*Records to use:*
>> Start
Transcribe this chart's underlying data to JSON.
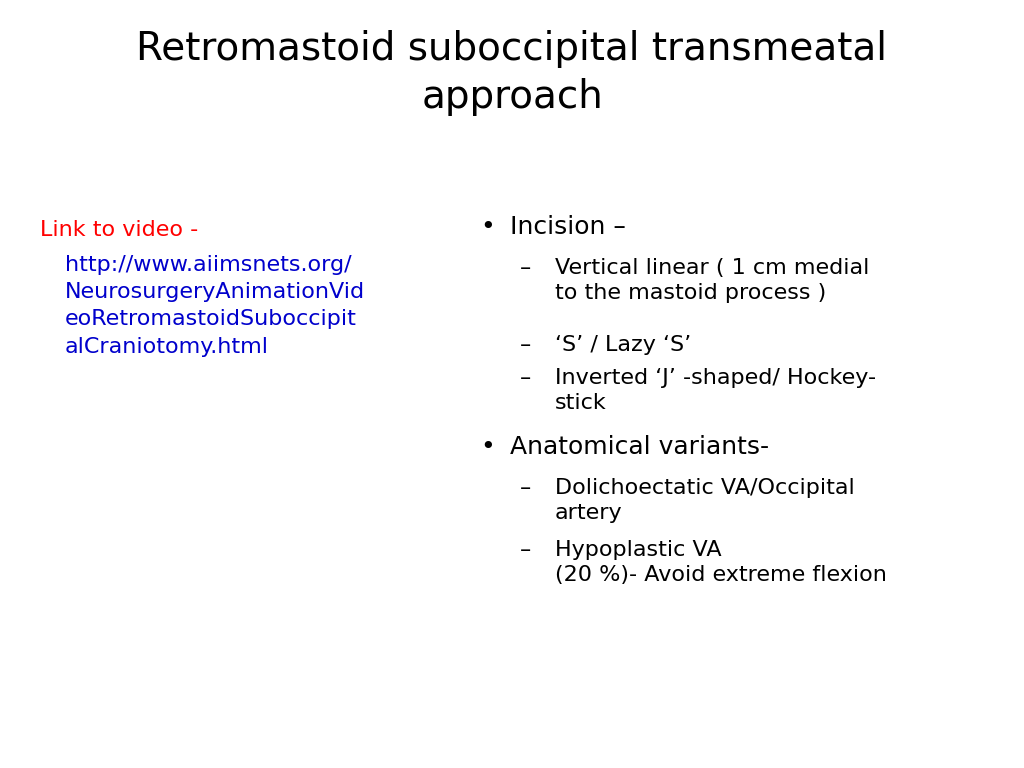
{
  "title_line1": "Retromastoid suboccipital transmeatal",
  "title_line2": "approach",
  "title_fontsize": 28,
  "title_color": "#000000",
  "background_color": "#ffffff",
  "link_label": "Link to video -",
  "link_label_color": "#ff0000",
  "link_url": "http://www.aiimsnets.org/\nNeurosurgeryAnimationVid\neoRetromastoidSuboccipit\nalCraniotomy.html",
  "link_url_color": "#0000cc",
  "link_fontsize": 16,
  "bullet1": "Incision –",
  "sub1_1": "Vertical linear ( 1 cm medial\nto the mastoid process )",
  "sub1_2": "‘S’ / Lazy ‘S’",
  "sub1_3": "Inverted ‘J’ -shaped/ Hockey-\nstick",
  "bullet2": "Anatomical variants-",
  "sub2_1": "Dolichoectatic VA/Occipital\nartery",
  "sub2_2": "Hypoplastic VA\n(20 %)- Avoid extreme flexion",
  "text_color": "#000000",
  "bullet_fontsize": 18,
  "sub_fontsize": 16,
  "dash": "–  "
}
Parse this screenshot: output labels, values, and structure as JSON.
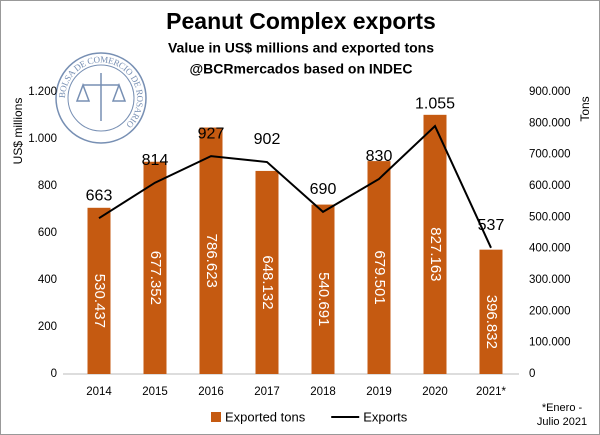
{
  "chart_data": {
    "type": "bar",
    "title": "Peanut Complex exports",
    "subtitle": "Value in US$ millions and exported tons",
    "source": "@BCRmercados based on INDEC",
    "logo_text": "BOLSA DE COMERCIO DE ROSARIO",
    "y_label": "US$ millions",
    "y2_label": "Tons",
    "footnote": "*Enero - Julio 2021",
    "categories": [
      "2014",
      "2015",
      "2016",
      "2017",
      "2018",
      "2019",
      "2020",
      "2021*"
    ],
    "series": [
      {
        "name": "Exported tons",
        "type": "bar",
        "axis": "y2",
        "color": "#c55a11",
        "values": [
          530437,
          677352,
          786623,
          648132,
          540691,
          679501,
          827163,
          396832
        ],
        "value_labels": [
          "530.437",
          "677.352",
          "786.623",
          "648.132",
          "540.691",
          "679.501",
          "827.163",
          "396.832"
        ]
      },
      {
        "name": "Exports",
        "type": "line",
        "axis": "y",
        "color": "#000000",
        "values": [
          663,
          814,
          927,
          902,
          690,
          830,
          1055,
          537
        ],
        "value_labels": [
          "663",
          "814",
          "927",
          "902",
          "690",
          "830",
          "1.055",
          "537"
        ]
      }
    ],
    "ylim": [
      0,
      1200
    ],
    "yticks": [
      0,
      200,
      400,
      600,
      800,
      {
        "value": 1000,
        "label": "1.000"
      },
      {
        "value": 1200,
        "label": "1.200"
      }
    ],
    "y2lim": [
      0,
      900000
    ],
    "y2ticks": [
      0,
      {
        "value": 100000,
        "label": "100.000"
      },
      {
        "value": 200000,
        "label": "200.000"
      },
      {
        "value": 300000,
        "label": "300.000"
      },
      {
        "value": 400000,
        "label": "400.000"
      },
      {
        "value": 500000,
        "label": "500.000"
      },
      {
        "value": 600000,
        "label": "600.000"
      },
      {
        "value": 700000,
        "label": "700.000"
      },
      {
        "value": 800000,
        "label": "800.000"
      },
      {
        "value": 900000,
        "label": "900.000"
      }
    ],
    "legend": "bottom"
  }
}
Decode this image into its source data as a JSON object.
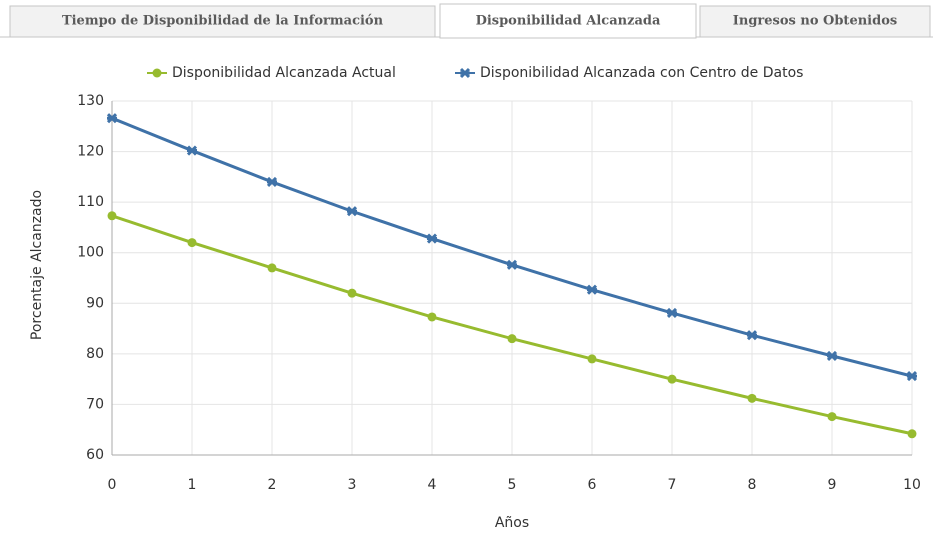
{
  "tabs": [
    {
      "label": "Tiempo de Disponibilidad de la Información"
    },
    {
      "label": "Disponibilidad Alcanzada"
    },
    {
      "label": "Ingresos no Obtenidos"
    }
  ],
  "active_tab": 1,
  "chart_data": {
    "type": "line",
    "x_label": "Años",
    "y_label": "Porcentaje Alcanzado",
    "x": [
      0,
      1,
      2,
      3,
      4,
      5,
      6,
      7,
      8,
      9,
      10
    ],
    "series": [
      {
        "name": "Disponibilidad Alcanzada Actual",
        "color": "#97bb2f",
        "marker": "circle",
        "values": [
          107.3,
          102,
          97,
          92,
          87.3,
          83,
          79,
          75,
          71.2,
          67.6,
          64.2
        ]
      },
      {
        "name": "Disponibilidad Alcanzada con Centro de Datos",
        "color": "#3f72a8",
        "marker": "x",
        "values": [
          126.6,
          120.2,
          114,
          108.2,
          102.8,
          97.6,
          92.7,
          88.1,
          83.7,
          79.6,
          75.6
        ]
      }
    ],
    "xlim": [
      0,
      10
    ],
    "xticks": [
      0,
      1,
      2,
      3,
      4,
      5,
      6,
      7,
      8,
      9,
      10
    ],
    "ylim": [
      60,
      130
    ],
    "yticks": [
      60,
      70,
      80,
      90,
      100,
      110,
      120,
      130
    ],
    "grid": true,
    "legend": "top"
  }
}
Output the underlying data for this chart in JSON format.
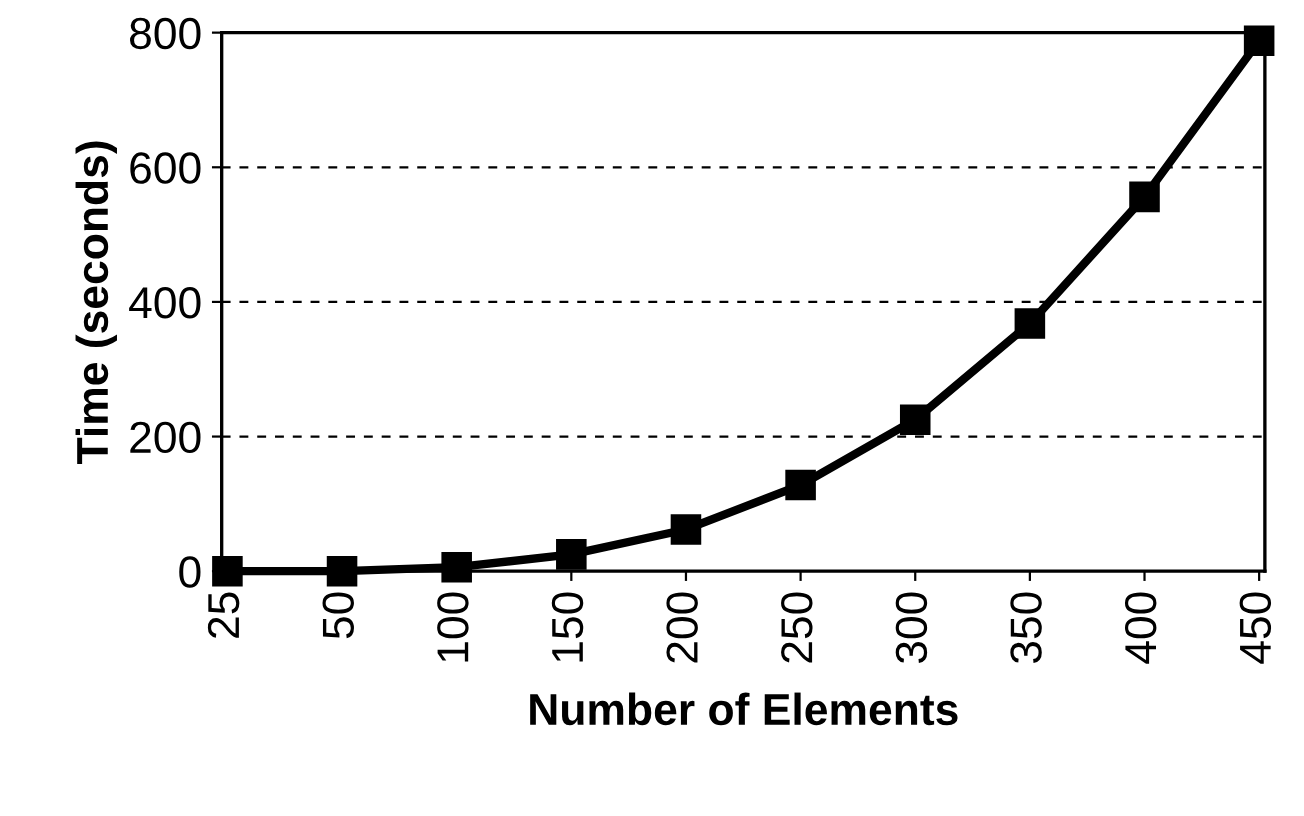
{
  "chart_data": {
    "type": "line",
    "xlabel": "Number of Elements",
    "ylabel": "Time (seconds)",
    "categories": [
      "25",
      "50",
      "100",
      "150",
      "200",
      "250",
      "300",
      "350",
      "400",
      "450"
    ],
    "series": [
      {
        "color": "#000000",
        "values": [
          0,
          0,
          6,
          25,
          62,
          128,
          225,
          368,
          556,
          788
        ]
      }
    ],
    "ylim": [
      0,
      800
    ],
    "yticks": [
      0,
      200,
      400,
      600,
      800
    ],
    "grid": "y",
    "marker": "square",
    "line_style": "solid",
    "legend": false
  }
}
>> End
*Task to complete:* Copy out the listing exactly as it stands, but not the pictures.

*Finished answer:*
Transcribe this chart's underlying data to JSON.
{
  "title_line1": "Retromastoid suboccipital transmeatal",
  "title_line2": "approach",
  "title_fontsize": 28,
  "title_color": "#000000",
  "background_color": "#ffffff",
  "link_label": "Link to video -",
  "link_label_color": "#ff0000",
  "link_url": "http://www.aiimsnets.org/\nNeurosurgeryAnimationVid\neoRetromastoidSuboccipit\nalCraniotomy.html",
  "link_url_color": "#0000cc",
  "link_fontsize": 16,
  "bullet1": "Incision –",
  "sub1_1": "Vertical linear ( 1 cm medial\nto the mastoid process )",
  "sub1_2": "‘S’ / Lazy ‘S’",
  "sub1_3": "Inverted ‘J’ -shaped/ Hockey-\nstick",
  "bullet2": "Anatomical variants-",
  "sub2_1": "Dolichoectatic VA/Occipital\nartery",
  "sub2_2": "Hypoplastic VA\n(20 %)- Avoid extreme flexion",
  "text_color": "#000000",
  "bullet_fontsize": 18,
  "sub_fontsize": 16,
  "dash": "–  "
}
Parse this screenshot: output labels, values, and structure as JSON.
{
  "chart_data": {
    "type": "bar",
    "title": "Peanut Complex exports",
    "subtitle": "Value in US$ millions and exported tons",
    "source": "@BCRmercados based on INDEC",
    "logo_text": "BOLSA DE COMERCIO DE ROSARIO",
    "y_label": "US$ millions",
    "y2_label": "Tons",
    "footnote": "*Enero - Julio 2021",
    "categories": [
      "2014",
      "2015",
      "2016",
      "2017",
      "2018",
      "2019",
      "2020",
      "2021*"
    ],
    "series": [
      {
        "name": "Exported tons",
        "type": "bar",
        "axis": "y2",
        "color": "#c55a11",
        "values": [
          530437,
          677352,
          786623,
          648132,
          540691,
          679501,
          827163,
          396832
        ],
        "value_labels": [
          "530.437",
          "677.352",
          "786.623",
          "648.132",
          "540.691",
          "679.501",
          "827.163",
          "396.832"
        ]
      },
      {
        "name": "Exports",
        "type": "line",
        "axis": "y",
        "color": "#000000",
        "values": [
          663,
          814,
          927,
          902,
          690,
          830,
          1055,
          537
        ],
        "value_labels": [
          "663",
          "814",
          "927",
          "902",
          "690",
          "830",
          "1.055",
          "537"
        ]
      }
    ],
    "ylim": [
      0,
      1200
    ],
    "yticks": [
      0,
      200,
      400,
      600,
      800,
      {
        "value": 1000,
        "label": "1.000"
      },
      {
        "value": 1200,
        "label": "1.200"
      }
    ],
    "y2lim": [
      0,
      900000
    ],
    "y2ticks": [
      0,
      {
        "value": 100000,
        "label": "100.000"
      },
      {
        "value": 200000,
        "label": "200.000"
      },
      {
        "value": 300000,
        "label": "300.000"
      },
      {
        "value": 400000,
        "label": "400.000"
      },
      {
        "value": 500000,
        "label": "500.000"
      },
      {
        "value": 600000,
        "label": "600.000"
      },
      {
        "value": 700000,
        "label": "700.000"
      },
      {
        "value": 800000,
        "label": "800.000"
      },
      {
        "value": 900000,
        "label": "900.000"
      }
    ],
    "legend": "bottom"
  }
}
Decode this image into its source data as a JSON object.
{
  "tabs": [
    {
      "label": "Tiempo de Disponibilidad de la Información"
    },
    {
      "label": "Disponibilidad Alcanzada"
    },
    {
      "label": "Ingresos no Obtenidos"
    }
  ],
  "active_tab": 1,
  "chart_data": {
    "type": "line",
    "x_label": "Años",
    "y_label": "Porcentaje Alcanzado",
    "x": [
      0,
      1,
      2,
      3,
      4,
      5,
      6,
      7,
      8,
      9,
      10
    ],
    "series": [
      {
        "name": "Disponibilidad Alcanzada Actual",
        "color": "#97bb2f",
        "marker": "circle",
        "values": [
          107.3,
          102,
          97,
          92,
          87.3,
          83,
          79,
          75,
          71.2,
          67.6,
          64.2
        ]
      },
      {
        "name": "Disponibilidad Alcanzada con Centro de Datos",
        "color": "#3f72a8",
        "marker": "x",
        "values": [
          126.6,
          120.2,
          114,
          108.2,
          102.8,
          97.6,
          92.7,
          88.1,
          83.7,
          79.6,
          75.6
        ]
      }
    ],
    "xlim": [
      0,
      10
    ],
    "xticks": [
      0,
      1,
      2,
      3,
      4,
      5,
      6,
      7,
      8,
      9,
      10
    ],
    "ylim": [
      60,
      130
    ],
    "yticks": [
      60,
      70,
      80,
      90,
      100,
      110,
      120,
      130
    ],
    "grid": true,
    "legend": "top"
  }
}
Output the underlying data for this chart in JSON format.
{
  "chart_data": {
    "type": "line",
    "xlabel": "Number of Elements",
    "ylabel": "Time (seconds)",
    "categories": [
      "25",
      "50",
      "100",
      "150",
      "200",
      "250",
      "300",
      "350",
      "400",
      "450"
    ],
    "series": [
      {
        "color": "#000000",
        "values": [
          0,
          0,
          6,
          25,
          62,
          128,
          225,
          368,
          556,
          788
        ]
      }
    ],
    "ylim": [
      0,
      800
    ],
    "yticks": [
      0,
      200,
      400,
      600,
      800
    ],
    "grid": "y",
    "marker": "square",
    "line_style": "solid",
    "legend": false
  }
}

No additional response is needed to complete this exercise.